• **SUPPLIED RECORDS**:
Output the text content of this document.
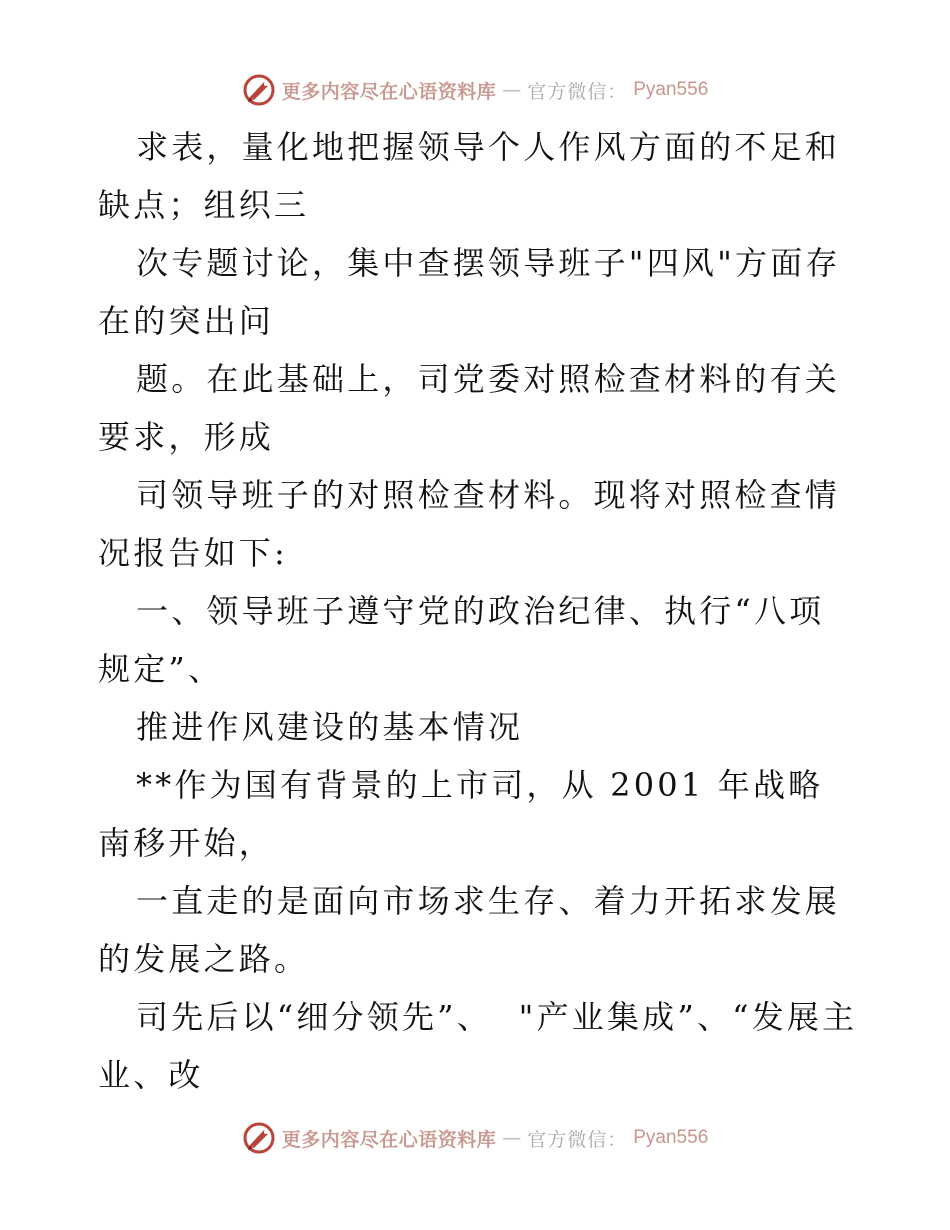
更多内容尽在心语资料库 — 官方微信： Pyan556

求表，量化地把握领导个人作风方面的不足和缺点；组织三

次专题讨论，集中查摆领导班子"四风"方面存在的突出问

题。在此基础上，司党委对照检查材料的有关要求，形成

司领导班子的对照检查材料。现将对照检查情况报告如下:

一、领导班子遵守党的政治纪律、执行“八项规定”、

推进作风建设的基本情况

**作为国有背景的上市司，从 2001 年战略南移开始，

一直走的是面向市场求生存、着力开拓求发展的发展之路。

司先后以“细分领先”、  "产业集成”、“发展主业、改

更多内容尽在心语资料库 — 官方微信： Pyan556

• **WHAT THIS TASK INVOLVES**: Pictures stay out; reproduce every line of the records exactly.

• **EXERCISE RESPONSE**:
Output the text content of this document.
更多内容尽在心语资料库 — 官方微信： Pyan556

求表，量化地把握领导个人作风方面的不足和缺点；组织三

次专题讨论，集中查摆领导班子"四风"方面存在的突出问

题。在此基础上，司党委对照检查材料的有关要求，形成

司领导班子的对照检查材料。现将对照检查情况报告如下:

一、领导班子遵守党的政治纪律、执行“八项规定”、

推进作风建设的基本情况

**作为国有背景的上市司，从 2001 年战略南移开始，

一直走的是面向市场求生存、着力开拓求发展的发展之路。

司先后以“细分领先”、  "产业集成”、“发展主业、改

更多内容尽在心语资料库 — 官方微信： Pyan556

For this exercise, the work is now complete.